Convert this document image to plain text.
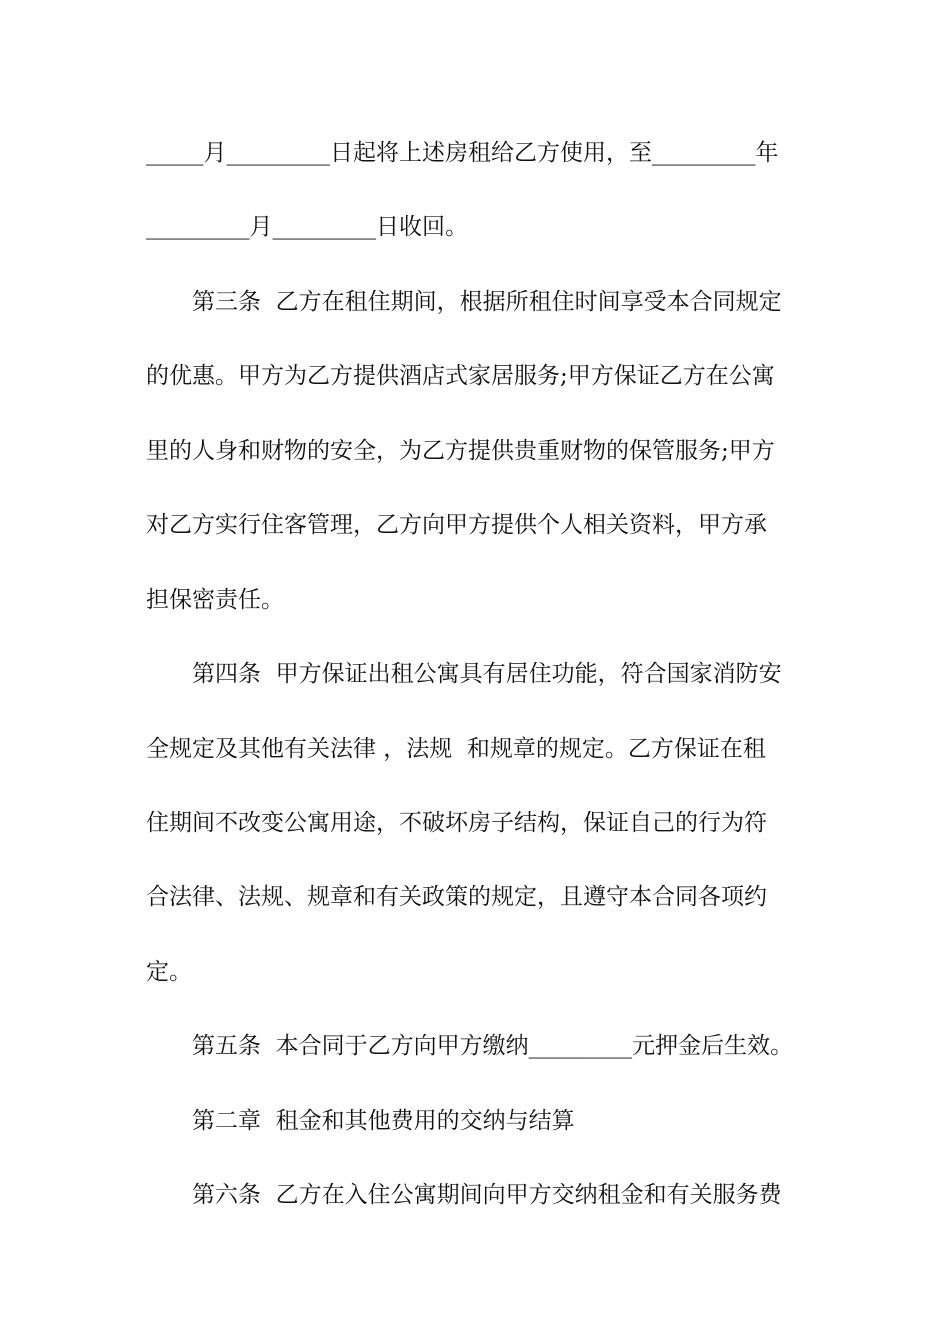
_____月_________日起将上述房租给乙方使用，至_________年
_________月_________日收回。
第三条  乙方在租住期间，根据所租住时间享受本合同规定
的优惠。甲方为乙方提供酒店式家居服务;甲方保证乙方在公寓
里的人身和财物的安全，为乙方提供贵重财物的保管服务;甲方
对乙方实行住客管理，乙方向甲方提供个人相关资料，甲方承
担保密责任。
第四条  甲方保证出租公寓具有居住功能，符合国家消防安
全规定及其他有关法律 ，法规  和规章的规定。乙方保证在租
住期间不改变公寓用途，不破坏房子结构，保证自己的行为符
合法律、法规、规章和有关政策的规定，且遵守本合同各项约
定。
第五条  本合同于乙方向甲方缴纳_________元押金后生效。
第二章  租金和其他费用的交纳与结算
第六条  乙方在入住公寓期间向甲方交纳租金和有关服务费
#####
§ Aim
Exactly as written, return every line of the listing, but not the pictures.

§ Answer to this exercise
Convert this document image to plain text.
_____月_________日起将上述房租给乙方使用，至_________年
_________月_________日收回。
第三条  乙方在租住期间，根据所租住时间享受本合同规定
的优惠。甲方为乙方提供酒店式家居服务;甲方保证乙方在公寓
里的人身和财物的安全，为乙方提供贵重财物的保管服务;甲方
对乙方实行住客管理，乙方向甲方提供个人相关资料，甲方承
担保密责任。
第四条  甲方保证出租公寓具有居住功能，符合国家消防安
全规定及其他有关法律 ，法规  和规章的规定。乙方保证在租
住期间不改变公寓用途，不破坏房子结构，保证自己的行为符
合法律、法规、规章和有关政策的规定，且遵守本合同各项约
定。
第五条  本合同于乙方向甲方缴纳_________元押金后生效。
第二章  租金和其他费用的交纳与结算
第六条  乙方在入住公寓期间向甲方交纳租金和有关服务费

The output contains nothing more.